** Start of Dataset records **
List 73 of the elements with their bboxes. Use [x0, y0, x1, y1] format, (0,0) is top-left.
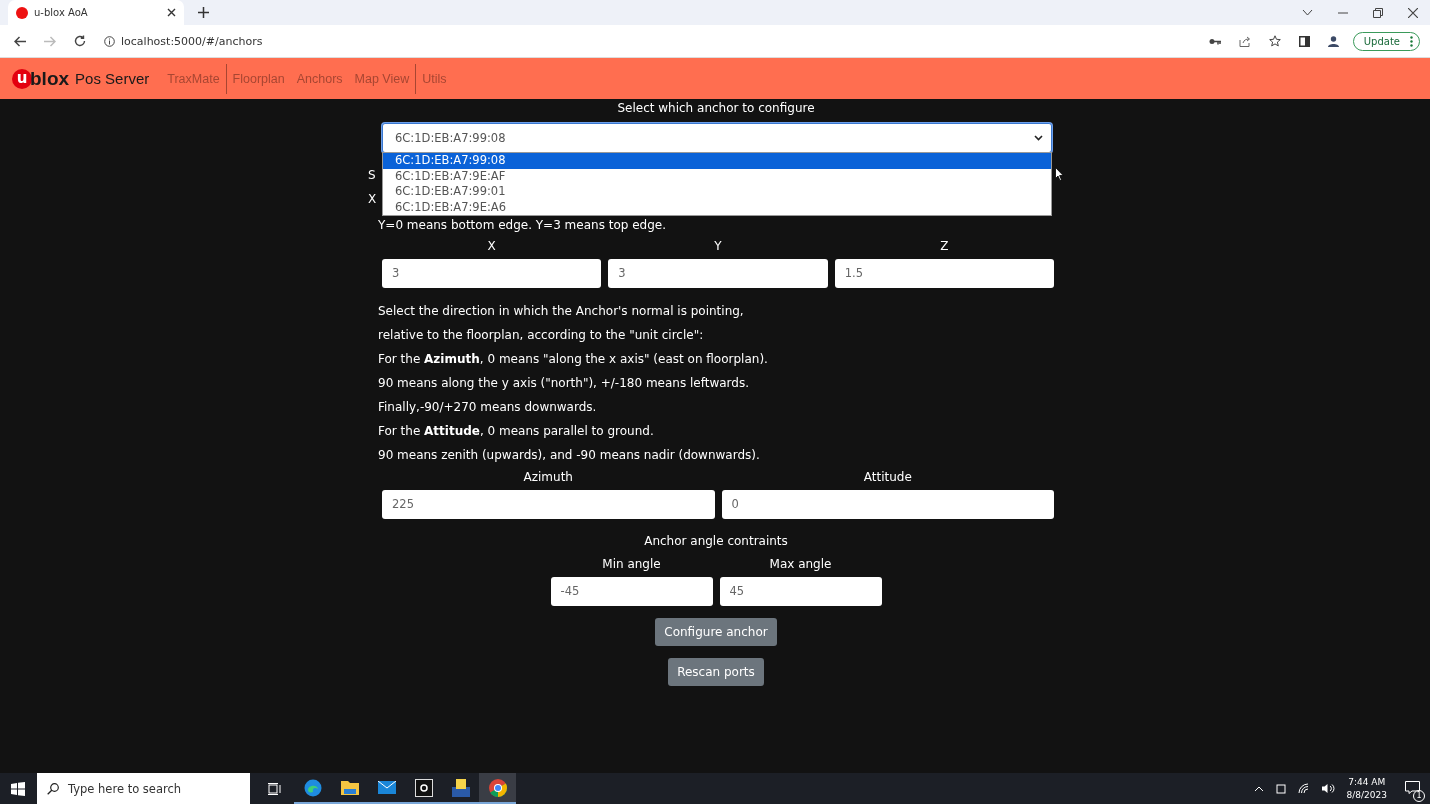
profile-icon[interactable] — [1327, 35, 1339, 47]
wifi-icon[interactable] — [1297, 783, 1310, 794]
rescan-button[interactable]: Rescan ports — [668, 658, 764, 686]
input-field[interactable]: 225 — [382, 490, 715, 519]
instruction-text: 90 means zenith (upwards), and -90 means nadir (downwards). — [378, 448, 760, 462]
dropdown-option[interactable]: 6C:1D:EB:A7:99:01 — [383, 184, 1051, 200]
key-icon[interactable] — [1208, 37, 1221, 45]
cursor-icon — [1055, 167, 1064, 181]
field-label: X — [486, 238, 497, 255]
chrome-icon[interactable] — [488, 778, 507, 797]
close-icon[interactable] — [167, 8, 176, 17]
back-icon[interactable] — [14, 35, 26, 47]
star-icon[interactable] — [1268, 35, 1281, 47]
app-icon[interactable] — [414, 778, 433, 797]
taskbar-search-field[interactable]: Type here to search — [37, 773, 250, 804]
field-label: Max angle — [768, 556, 833, 573]
dropdown-option[interactable]: 6C:1D:EB:A7:9E:A6 — [383, 199, 1051, 215]
chevron-down-icon[interactable] — [1302, 9, 1313, 16]
search-icon — [47, 782, 59, 795]
folder-icon[interactable] — [340, 780, 359, 795]
app-name: Pos Server — [75, 70, 150, 87]
browser-tab[interactable]: u-blox AoA — [8, 0, 184, 25]
logo-icon — [16, 6, 28, 19]
input-field[interactable]: 45 — [719, 577, 882, 606]
section-title: Anchor angle contraints — [644, 534, 788, 548]
instruction-text: relative to the floorplan, according to the "unit circle": — [378, 328, 704, 342]
instruction-text: Select the direction in which the Anchor's normal is pointing, — [378, 304, 744, 318]
windows-icon[interactable] — [11, 781, 25, 796]
instruction-text: For the Attitude, 0 means parallel to ground. — [378, 424, 654, 438]
restore-icon[interactable] — [1373, 7, 1383, 18]
configure-button[interactable]: Configure anchor — [655, 618, 777, 646]
task-view-icon[interactable] — [268, 782, 282, 795]
chevron-down-icon — [1034, 135, 1043, 141]
share-icon[interactable] — [1238, 35, 1251, 47]
field-label: Z — [939, 238, 950, 255]
mail-icon[interactable] — [377, 781, 396, 794]
side-panel-icon[interactable] — [1298, 35, 1310, 47]
input-field[interactable]: -45 — [550, 577, 713, 606]
instruction-text: Finally,-90/+270 means downwards. — [378, 400, 597, 414]
close-icon[interactable] — [1408, 7, 1418, 18]
chevron-up-icon[interactable] — [1253, 785, 1264, 792]
reload-icon[interactable] — [74, 35, 86, 47]
new-tab-icon[interactable] — [198, 7, 209, 18]
clock-date: 8/8/2023 — [1346, 788, 1387, 802]
instruction-text: S — [368, 168, 376, 182]
field-label: Y — [713, 238, 723, 255]
logo-mark: u — [12, 68, 32, 89]
update-button[interactable]: Update — [1352, 31, 1420, 51]
input-field[interactable]: 1.5 — [834, 259, 1054, 288]
info-icon[interactable] — [104, 35, 115, 47]
field-label: Min angle — [601, 556, 662, 573]
edge-icon[interactable] — [303, 778, 322, 797]
clock-time: 7:44 AM — [1348, 775, 1386, 789]
instruction-text: 90 means along the y axis ("north"), +/-180 means leftwards. — [378, 376, 749, 390]
input-field[interactable]: 3 — [608, 259, 828, 288]
speaker-icon[interactable] — [1321, 783, 1335, 794]
dropdown-option[interactable]: 6C:1D:EB:A7:9E:AF — [383, 168, 1051, 184]
field-label: Attitude — [862, 469, 913, 486]
app-icon[interactable] — [451, 778, 470, 797]
instruction-text: X — [368, 191, 377, 206]
instruction-text: For the Azimuth, 0 means "along the x axis" (east on floorplan). — [378, 352, 768, 366]
dropdown-option[interactable]: 6C:1D:EB:A7:99:08 — [383, 153, 1051, 169]
anchor-select[interactable]: 6C:1D:EB:A7:99:08 — [382, 123, 1052, 153]
input-field[interactable]: 3 — [382, 259, 602, 288]
more-icon[interactable] — [1410, 35, 1413, 47]
select-label: Select which anchor to configure — [616, 100, 816, 117]
input-field[interactable]: 0 — [721, 490, 1054, 519]
notification-badge: 1 — [1413, 790, 1425, 802]
logo-text: blox — [30, 67, 70, 90]
tab-title: u-blox AoA — [34, 7, 89, 18]
field-label: Azimuth — [522, 469, 574, 486]
instruction-text: Y=0 means bottom edge. Y=3 means top edge. — [378, 218, 666, 232]
address-field[interactable]: localhost:5000/#/anchors — [121, 34, 263, 48]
** End of Dataset records **
### Exercise directions
Copy the stretch of the data from the line with "profile-icon[interactable] — [1327, 35, 1339, 47]" through the line with "field-label: X — [486, 238, 497, 255]", swapping "Rescan ports" for "Refresh ports" and leaving everything else as it is.

### Written response
profile-icon[interactable] — [1327, 35, 1339, 47]
wifi-icon[interactable] — [1297, 783, 1310, 794]
rescan-button[interactable]: Refresh ports — [668, 658, 764, 686]
input-field[interactable]: 225 — [382, 490, 715, 519]
instruction-text: 90 means zenith (upwards), and -90 means nadir (downwards). — [378, 448, 760, 462]
dropdown-option[interactable]: 6C:1D:EB:A7:99:01 — [383, 184, 1051, 200]
key-icon[interactable] — [1208, 37, 1221, 45]
cursor-icon — [1055, 167, 1064, 181]
field-label: X — [486, 238, 497, 255]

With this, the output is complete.